Exercise task: Find the lines of data that contain the string "this", then list them.
— Start of Given information —
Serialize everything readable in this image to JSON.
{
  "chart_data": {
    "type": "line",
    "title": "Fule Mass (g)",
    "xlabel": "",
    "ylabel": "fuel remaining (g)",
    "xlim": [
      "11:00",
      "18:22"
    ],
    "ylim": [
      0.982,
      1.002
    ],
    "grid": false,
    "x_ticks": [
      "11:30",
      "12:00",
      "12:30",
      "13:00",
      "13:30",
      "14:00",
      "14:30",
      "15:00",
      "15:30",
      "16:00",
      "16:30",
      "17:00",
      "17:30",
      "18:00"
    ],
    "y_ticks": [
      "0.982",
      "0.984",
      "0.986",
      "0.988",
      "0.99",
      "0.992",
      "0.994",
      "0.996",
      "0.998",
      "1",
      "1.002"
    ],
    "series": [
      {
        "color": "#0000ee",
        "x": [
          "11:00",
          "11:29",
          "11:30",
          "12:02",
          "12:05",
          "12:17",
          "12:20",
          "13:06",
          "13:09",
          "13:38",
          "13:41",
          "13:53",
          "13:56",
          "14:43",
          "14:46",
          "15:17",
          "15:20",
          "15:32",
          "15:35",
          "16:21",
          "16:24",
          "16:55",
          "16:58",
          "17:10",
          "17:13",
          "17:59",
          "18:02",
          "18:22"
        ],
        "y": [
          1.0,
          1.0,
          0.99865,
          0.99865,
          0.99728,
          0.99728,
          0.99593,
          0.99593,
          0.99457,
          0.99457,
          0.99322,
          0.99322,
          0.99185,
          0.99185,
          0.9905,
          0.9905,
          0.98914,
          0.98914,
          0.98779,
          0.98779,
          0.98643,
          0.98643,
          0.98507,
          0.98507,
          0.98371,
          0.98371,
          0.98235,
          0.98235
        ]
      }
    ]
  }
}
— End of Given information —
— Start of Given information —
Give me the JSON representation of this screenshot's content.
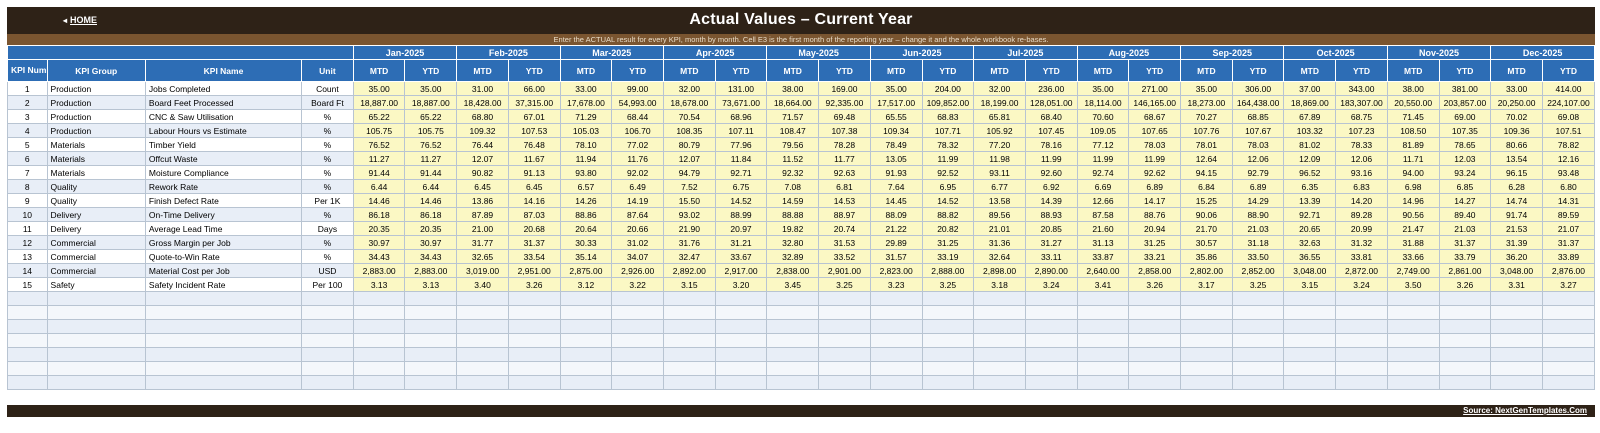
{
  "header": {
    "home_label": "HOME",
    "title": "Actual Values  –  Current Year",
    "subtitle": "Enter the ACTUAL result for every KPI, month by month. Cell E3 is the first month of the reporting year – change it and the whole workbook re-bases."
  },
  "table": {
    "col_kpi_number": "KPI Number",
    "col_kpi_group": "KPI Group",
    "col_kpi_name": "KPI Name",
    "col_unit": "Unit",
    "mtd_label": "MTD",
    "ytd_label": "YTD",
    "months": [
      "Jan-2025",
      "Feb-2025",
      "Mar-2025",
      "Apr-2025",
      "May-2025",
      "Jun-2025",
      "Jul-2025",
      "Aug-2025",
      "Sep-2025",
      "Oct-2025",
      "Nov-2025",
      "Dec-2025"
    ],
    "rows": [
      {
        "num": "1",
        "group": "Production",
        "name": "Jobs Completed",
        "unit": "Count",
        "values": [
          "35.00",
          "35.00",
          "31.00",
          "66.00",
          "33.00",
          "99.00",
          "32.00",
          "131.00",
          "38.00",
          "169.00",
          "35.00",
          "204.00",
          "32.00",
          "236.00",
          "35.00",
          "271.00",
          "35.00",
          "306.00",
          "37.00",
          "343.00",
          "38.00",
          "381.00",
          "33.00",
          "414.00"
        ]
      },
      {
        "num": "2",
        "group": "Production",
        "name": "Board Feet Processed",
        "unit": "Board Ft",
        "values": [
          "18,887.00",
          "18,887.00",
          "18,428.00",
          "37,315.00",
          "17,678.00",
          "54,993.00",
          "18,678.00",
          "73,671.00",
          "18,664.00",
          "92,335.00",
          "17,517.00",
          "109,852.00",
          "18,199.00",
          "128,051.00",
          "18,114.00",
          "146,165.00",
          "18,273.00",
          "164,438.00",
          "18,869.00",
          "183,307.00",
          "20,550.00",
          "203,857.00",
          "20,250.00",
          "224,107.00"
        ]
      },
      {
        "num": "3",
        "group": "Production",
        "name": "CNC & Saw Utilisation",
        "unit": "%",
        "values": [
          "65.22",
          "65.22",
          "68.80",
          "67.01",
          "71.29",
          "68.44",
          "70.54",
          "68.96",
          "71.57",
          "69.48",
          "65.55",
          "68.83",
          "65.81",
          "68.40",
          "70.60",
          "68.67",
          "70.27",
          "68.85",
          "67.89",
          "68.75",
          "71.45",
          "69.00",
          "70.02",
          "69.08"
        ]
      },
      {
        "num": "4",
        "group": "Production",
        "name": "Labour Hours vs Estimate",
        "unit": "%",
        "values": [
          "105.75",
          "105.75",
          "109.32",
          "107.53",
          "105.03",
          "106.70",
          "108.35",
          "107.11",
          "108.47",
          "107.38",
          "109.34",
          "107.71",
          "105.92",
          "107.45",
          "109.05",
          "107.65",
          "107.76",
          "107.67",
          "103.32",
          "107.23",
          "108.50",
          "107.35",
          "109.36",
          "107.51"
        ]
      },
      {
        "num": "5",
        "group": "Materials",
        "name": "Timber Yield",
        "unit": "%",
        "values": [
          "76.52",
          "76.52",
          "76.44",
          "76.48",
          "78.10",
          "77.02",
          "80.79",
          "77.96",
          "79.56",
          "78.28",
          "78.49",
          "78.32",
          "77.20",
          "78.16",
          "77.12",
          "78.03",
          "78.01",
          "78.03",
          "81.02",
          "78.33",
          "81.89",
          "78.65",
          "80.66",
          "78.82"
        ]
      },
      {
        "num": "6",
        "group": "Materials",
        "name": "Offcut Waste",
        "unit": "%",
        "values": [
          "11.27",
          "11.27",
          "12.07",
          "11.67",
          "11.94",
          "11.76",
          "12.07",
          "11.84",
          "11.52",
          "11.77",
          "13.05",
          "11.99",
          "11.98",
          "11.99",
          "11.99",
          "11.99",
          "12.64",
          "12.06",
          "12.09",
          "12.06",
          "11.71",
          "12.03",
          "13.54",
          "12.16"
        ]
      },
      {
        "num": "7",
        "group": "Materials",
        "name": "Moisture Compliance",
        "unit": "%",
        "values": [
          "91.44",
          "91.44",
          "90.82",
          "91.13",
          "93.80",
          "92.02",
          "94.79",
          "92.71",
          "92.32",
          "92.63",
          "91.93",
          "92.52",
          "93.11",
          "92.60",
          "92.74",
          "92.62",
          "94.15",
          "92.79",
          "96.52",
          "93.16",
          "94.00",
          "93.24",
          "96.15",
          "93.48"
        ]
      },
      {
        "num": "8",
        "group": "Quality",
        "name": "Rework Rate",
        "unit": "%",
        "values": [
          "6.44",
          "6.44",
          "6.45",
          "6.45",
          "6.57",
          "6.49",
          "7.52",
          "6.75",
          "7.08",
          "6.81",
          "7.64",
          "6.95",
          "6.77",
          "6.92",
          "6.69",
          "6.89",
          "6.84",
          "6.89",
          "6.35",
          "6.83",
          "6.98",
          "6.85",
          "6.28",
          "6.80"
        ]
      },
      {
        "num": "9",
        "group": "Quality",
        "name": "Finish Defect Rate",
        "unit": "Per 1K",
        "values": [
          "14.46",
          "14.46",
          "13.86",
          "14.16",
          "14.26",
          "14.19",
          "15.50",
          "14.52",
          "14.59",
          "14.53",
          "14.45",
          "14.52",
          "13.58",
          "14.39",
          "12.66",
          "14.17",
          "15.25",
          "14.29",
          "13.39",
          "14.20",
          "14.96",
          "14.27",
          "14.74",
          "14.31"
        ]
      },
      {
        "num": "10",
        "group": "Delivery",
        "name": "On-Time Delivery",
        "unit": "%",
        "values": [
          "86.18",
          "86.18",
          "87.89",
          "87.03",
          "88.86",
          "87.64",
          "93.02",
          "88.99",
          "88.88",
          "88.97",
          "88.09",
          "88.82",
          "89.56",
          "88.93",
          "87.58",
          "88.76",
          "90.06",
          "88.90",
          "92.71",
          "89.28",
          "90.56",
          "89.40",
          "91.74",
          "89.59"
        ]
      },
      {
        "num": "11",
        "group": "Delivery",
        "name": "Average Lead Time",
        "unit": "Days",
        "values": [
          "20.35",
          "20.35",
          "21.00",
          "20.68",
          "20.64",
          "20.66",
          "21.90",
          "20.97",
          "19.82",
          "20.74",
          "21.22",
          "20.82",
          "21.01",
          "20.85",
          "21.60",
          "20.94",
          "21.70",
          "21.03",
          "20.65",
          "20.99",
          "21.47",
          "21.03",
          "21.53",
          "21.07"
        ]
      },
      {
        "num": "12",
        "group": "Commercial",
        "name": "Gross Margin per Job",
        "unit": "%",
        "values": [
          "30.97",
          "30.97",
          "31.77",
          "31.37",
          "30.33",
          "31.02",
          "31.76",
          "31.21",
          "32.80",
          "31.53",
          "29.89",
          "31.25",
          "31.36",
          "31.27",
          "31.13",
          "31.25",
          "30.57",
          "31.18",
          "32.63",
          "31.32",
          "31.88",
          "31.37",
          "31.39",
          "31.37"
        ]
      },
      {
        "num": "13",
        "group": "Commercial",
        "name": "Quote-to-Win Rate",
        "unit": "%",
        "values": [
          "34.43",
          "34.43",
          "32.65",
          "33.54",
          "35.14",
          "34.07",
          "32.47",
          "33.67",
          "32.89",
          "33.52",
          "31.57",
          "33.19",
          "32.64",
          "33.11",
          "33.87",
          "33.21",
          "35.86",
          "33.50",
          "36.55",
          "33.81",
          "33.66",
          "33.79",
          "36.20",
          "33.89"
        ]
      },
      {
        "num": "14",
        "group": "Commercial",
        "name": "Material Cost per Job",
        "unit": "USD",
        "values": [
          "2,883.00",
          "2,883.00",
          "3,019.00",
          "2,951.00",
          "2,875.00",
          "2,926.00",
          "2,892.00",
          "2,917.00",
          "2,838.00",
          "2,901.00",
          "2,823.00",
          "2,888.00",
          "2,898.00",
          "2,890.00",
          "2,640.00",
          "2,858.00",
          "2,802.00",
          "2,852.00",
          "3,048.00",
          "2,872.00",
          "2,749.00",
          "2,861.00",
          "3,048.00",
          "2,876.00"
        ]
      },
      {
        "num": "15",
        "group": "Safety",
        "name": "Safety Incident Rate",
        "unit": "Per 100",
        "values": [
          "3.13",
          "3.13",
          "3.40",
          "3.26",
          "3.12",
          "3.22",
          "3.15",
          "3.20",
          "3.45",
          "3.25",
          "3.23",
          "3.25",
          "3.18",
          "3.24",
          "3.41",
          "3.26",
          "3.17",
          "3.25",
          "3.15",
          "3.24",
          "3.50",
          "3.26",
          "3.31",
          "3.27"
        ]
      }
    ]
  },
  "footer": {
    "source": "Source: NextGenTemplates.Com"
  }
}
— End of Given information —
Task output:
Serialize everything readable in this image to JSON.
Give me the JSON representation of this screenshot's content.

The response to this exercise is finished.